◆ Jobs:
1. Answer these questions using the post about Sliders:
(a) Whose autobiography was the book lying on the floor?
(b) How old was the writer when SLIDERS first aired?
(c) Which two shows does the writer name as the only relief?
2. List every television series named in the post about Sliders.
3. Duplicate the post about Sliders word for word, everything from "Recently, I was" down to "to deny it.".

◆ Text provided:
— Start —

I don't understand. Ireaction, you make it sound like your father died. I mean I love Sliders and it sucked when the Professor was killed off, but was like what you describing. If it was then his would be an incredible thing wouldn't it?
If it comes back at all, it would be great. If the original characters (and actors, ala X-Files) it would be Amazing!
Recently, I was visiting my niece and yelped at the sight of a book lying on the floor. She asked me what was wrong and I pointed a shaking finger at the man on the book cover. "He killed Dad!" I shrieked. My niece picked up the book. It was an autobiography of Roger Daltrey (Colonel Rickman v1.0). "You know he's just an actor, right?" my niece said gently.
I sheepishly asked to borrow it and read it and Mr. Daltrey is a very pleasant and funny soul and no, he didn't kill my father (who is still alive) and the Professor isn't my dad. I have an unusually personal connection to SLIDERS and the Professor's death was *like* the death of a parent. I realize that this connection is neither sensible nor sane, but it wouldn't be any more sensible or sane to deny it.
I was 10 years old when SLIDERS first aired and I was excited to see my fantasy figure hero from MY SECRET IDENTITY playing a boy genius. Quinn was everything I would have wanted to be: scientifically literate, physically capable and daringly adventurous. He also seemed at ease with women without being inappropriately flirtatious (until "Dragonslide" when he fell in love with an unconscious woman).
My father wasn't around when I was a kid. My mother regularly told me that her divorce was my fault and regularly shriek at me that Dad left because I forgot my homework at home or didn't make the track team. It didn't really matter what I did or didn't do; Mum was always going to find some excuse to blame me for the failure of her marriage and beat me and hold knives to my throat and starve me and destroy my schoolwork. The only relief I had was BOY MEETS WORLD for the comfort of a familial setting and SLIDERS because it presented a father figure.
The Professor was wise, amusing, bombastic, grandiose and seemingly all-knowing while also arrogant, cowardly, egotistical and insecure. He was a real person, wonderful but human. Wade was a delight, Rembrandt was hilarious and the sliders were my friends. This is the most pathetic thing I've ever said about myself, but not as pathetic as it would be to lie about it.

— End —

◆ Supplied information:
— Start —

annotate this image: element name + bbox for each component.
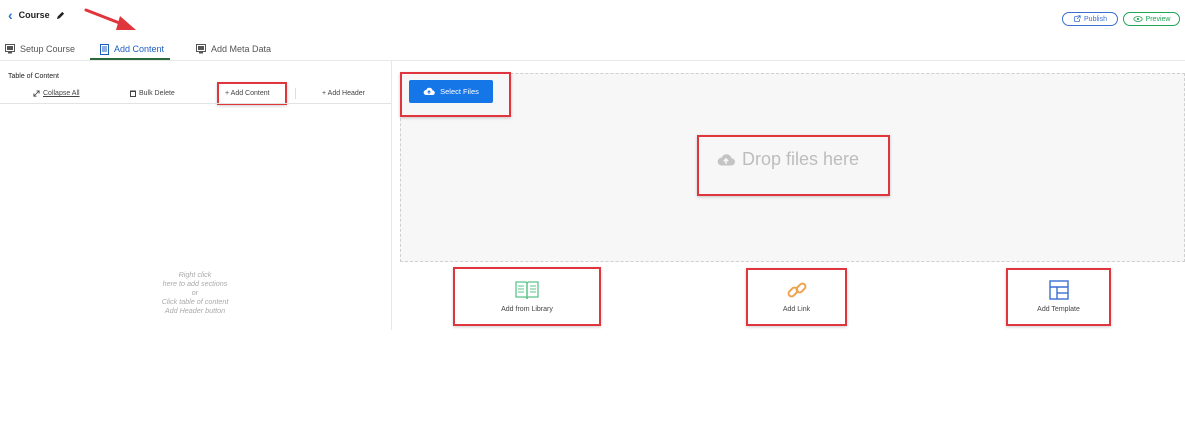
tab-label: Add Content xyxy=(114,44,165,54)
document-icon xyxy=(100,43,109,55)
tab-setup-course[interactable]: Setup Course xyxy=(5,40,75,58)
add-content-label: + Add Content xyxy=(225,90,270,97)
hint-line: or xyxy=(191,288,199,297)
add-link-card[interactable]: Add Link xyxy=(748,270,845,322)
preview-label: Preview xyxy=(1145,15,1171,23)
template-icon xyxy=(1048,279,1069,300)
add-header-button[interactable]: + Add Header xyxy=(322,90,365,97)
card-label: Add Link xyxy=(782,305,811,313)
panel-divider xyxy=(391,60,392,330)
pencil-icon[interactable] xyxy=(56,11,65,20)
toc-empty-hint[interactable]: Right click here to add sections or Clic… xyxy=(130,270,260,315)
monitor-icon xyxy=(196,44,206,54)
add-header-label: + Add Header xyxy=(322,90,366,97)
toc-separator xyxy=(295,88,296,99)
share-icon xyxy=(1074,15,1081,22)
add-template-card[interactable]: Add Template xyxy=(1008,270,1109,322)
select-files-label: Select Files xyxy=(440,87,479,96)
tab-label: Setup Course xyxy=(20,44,76,54)
toc-title: Table of Content xyxy=(8,73,59,80)
tab-label: Add Meta Data xyxy=(211,44,272,54)
preview-button[interactable]: Preview xyxy=(1123,12,1180,26)
hint-line: Click table of content xyxy=(161,297,229,306)
page-title: Course xyxy=(18,10,50,20)
card-label: Add Template xyxy=(1037,305,1080,313)
hint-line: Add Header button xyxy=(164,306,226,315)
hint-line: Right click xyxy=(178,270,212,279)
toc-divider xyxy=(0,103,392,104)
collapse-icon xyxy=(33,90,40,97)
cloud-upload-icon xyxy=(423,87,435,95)
link-icon xyxy=(787,282,806,297)
chevron-left-icon[interactable]: ‹ xyxy=(8,8,13,22)
trash-icon xyxy=(130,90,136,97)
annotation-arrow xyxy=(84,8,136,30)
select-files-button[interactable]: Select Files xyxy=(409,80,493,103)
add-content-button[interactable]: + Add Content xyxy=(225,90,270,97)
tabs-divider xyxy=(0,60,1185,61)
publish-label: Publish xyxy=(1084,15,1107,23)
bulk-delete-button[interactable]: Bulk Delete xyxy=(130,90,175,97)
collapse-all-link[interactable]: Collapse All xyxy=(33,90,80,97)
publish-button[interactable]: Publish xyxy=(1062,12,1118,26)
bulk-delete-label: Bulk Delete xyxy=(139,90,175,97)
cloud-upload-icon xyxy=(717,153,736,165)
drop-files-label: Drop files here xyxy=(742,149,860,169)
add-from-library-card[interactable]: Add from Library xyxy=(455,270,599,322)
book-icon xyxy=(515,280,539,299)
card-label: Add from Library xyxy=(501,305,553,313)
hint-line: here to add sections xyxy=(162,279,228,288)
monitor-icon xyxy=(5,44,15,54)
tab-add-meta-data[interactable]: Add Meta Data xyxy=(196,40,271,58)
drop-files-hint: Drop files here xyxy=(716,149,859,170)
course-title-bar: ‹ Course xyxy=(8,8,65,22)
collapse-all-label: Collapse All xyxy=(43,90,80,97)
tab-add-content[interactable]: Add Content xyxy=(100,40,164,58)
eye-icon xyxy=(1132,16,1143,22)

— End —

◆ Task solutions:
1.
(a) Roger Daltrey
(b) 10 years old
(c) BOY MEETS WORLD and SLIDERS

2. Sliders, X-Files, MY SECRET IDENTITY, BOY MEETS WORLD

3.
Recently, I was visiting my niece and yelped at the sight of a book lying on the floor. She asked me what was wrong and I pointed a shaking finger at the man on the book cover. "He killed Dad!" I shrieked. My niece picked up the book. It was an autobiography of Roger Daltrey (Colonel Rickman v1.0). "You know he's just an actor, right?" my niece said gently.
I sheepishly asked to borrow it and read it and Mr. Daltrey is a very pleasant and funny soul and no, he didn't kill my father (who is still alive) and the Professor isn't my dad. I have an unusually personal connection to SLIDERS and the Professor's death was *like* the death of a parent. I realize that this connection is neither sensible nor sane, but it wouldn't be any more sensible or sane to deny it.